* Exercise objective *
Copy every line of the listing below word for word, changing nothing.

* Data shown *
..........

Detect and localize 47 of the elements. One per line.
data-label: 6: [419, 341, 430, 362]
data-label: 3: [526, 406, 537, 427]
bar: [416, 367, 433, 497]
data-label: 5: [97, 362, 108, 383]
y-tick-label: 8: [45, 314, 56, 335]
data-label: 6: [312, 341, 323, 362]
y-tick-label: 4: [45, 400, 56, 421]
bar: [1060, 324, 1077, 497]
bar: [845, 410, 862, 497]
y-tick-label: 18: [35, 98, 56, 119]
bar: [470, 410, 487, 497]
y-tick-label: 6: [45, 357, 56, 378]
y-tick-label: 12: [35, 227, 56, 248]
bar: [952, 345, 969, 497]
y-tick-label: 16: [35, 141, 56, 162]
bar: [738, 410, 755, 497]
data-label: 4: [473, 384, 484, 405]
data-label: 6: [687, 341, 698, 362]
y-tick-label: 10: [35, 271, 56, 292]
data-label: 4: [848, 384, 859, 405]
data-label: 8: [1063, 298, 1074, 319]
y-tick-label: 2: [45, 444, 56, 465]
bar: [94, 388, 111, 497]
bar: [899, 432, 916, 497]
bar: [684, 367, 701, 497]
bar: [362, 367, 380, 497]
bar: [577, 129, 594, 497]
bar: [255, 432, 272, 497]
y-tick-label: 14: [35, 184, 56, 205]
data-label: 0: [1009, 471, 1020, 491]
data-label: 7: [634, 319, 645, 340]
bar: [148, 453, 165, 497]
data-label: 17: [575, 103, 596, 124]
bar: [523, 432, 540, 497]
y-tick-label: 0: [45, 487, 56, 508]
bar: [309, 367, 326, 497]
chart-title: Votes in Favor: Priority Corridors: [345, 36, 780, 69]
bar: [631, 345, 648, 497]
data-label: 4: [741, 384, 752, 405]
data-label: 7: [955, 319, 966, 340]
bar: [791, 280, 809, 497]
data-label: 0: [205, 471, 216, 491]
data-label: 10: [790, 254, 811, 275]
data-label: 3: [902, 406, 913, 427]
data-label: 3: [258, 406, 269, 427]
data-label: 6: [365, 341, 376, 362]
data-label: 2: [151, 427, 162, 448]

..........

* Correct output *
Detect and localize 47 of the elements. One per line.
data-label: 6: [419, 341, 430, 362]
data-label: 3: [526, 406, 537, 427]
bar: [416, 367, 433, 497]
data-label: 5: [97, 362, 108, 383]
y-tick-label: 8: [45, 314, 56, 335]
data-label: 6: [312, 341, 323, 362]
y-tick-label: 4: [45, 400, 56, 421]
bar: [1060, 324, 1077, 497]
bar: [845, 410, 862, 497]
y-tick-label: 18: [35, 98, 56, 119]
bar: [470, 410, 487, 497]
y-tick-label: 6: [45, 357, 56, 378]
y-tick-label: 12: [35, 227, 56, 248]
bar: [952, 345, 969, 497]
y-tick-label: 16: [35, 141, 56, 162]
bar: [738, 410, 755, 497]
data-label: 4: [473, 384, 484, 405]
data-label: 6: [687, 341, 698, 362]
y-tick-label: 10: [35, 271, 56, 292]
data-label: 4: [848, 384, 859, 405]
data-label: 8: [1063, 298, 1074, 319]
y-tick-label: 2: [45, 444, 56, 465]
bar: [94, 388, 111, 497]
bar: [899, 432, 916, 497]
bar: [684, 367, 701, 497]
bar: [362, 367, 380, 497]
bar: [577, 129, 594, 497]
bar: [255, 432, 272, 497]
y-tick-label: 14: [35, 184, 56, 205]
data-label: 0: [1009, 471, 1020, 491]
data-label: 7: [634, 319, 645, 340]
bar: [148, 453, 165, 497]
data-label: 17: [575, 103, 596, 124]
bar: [523, 432, 540, 497]
y-tick-label: 0: [45, 487, 56, 508]
bar: [309, 367, 326, 497]
chart-title: Votes in Favor: Priority Corridors: [345, 36, 780, 69]
bar: [631, 345, 648, 497]
data-label: 4: [741, 384, 752, 405]
data-label: 7: [955, 319, 966, 340]
bar: [791, 280, 809, 497]
data-label: 0: [205, 471, 216, 491]
data-label: 10: [790, 254, 811, 275]
data-label: 3: [902, 406, 913, 427]
data-label: 3: [258, 406, 269, 427]
data-label: 6: [365, 341, 376, 362]
data-label: 2: [151, 427, 162, 448]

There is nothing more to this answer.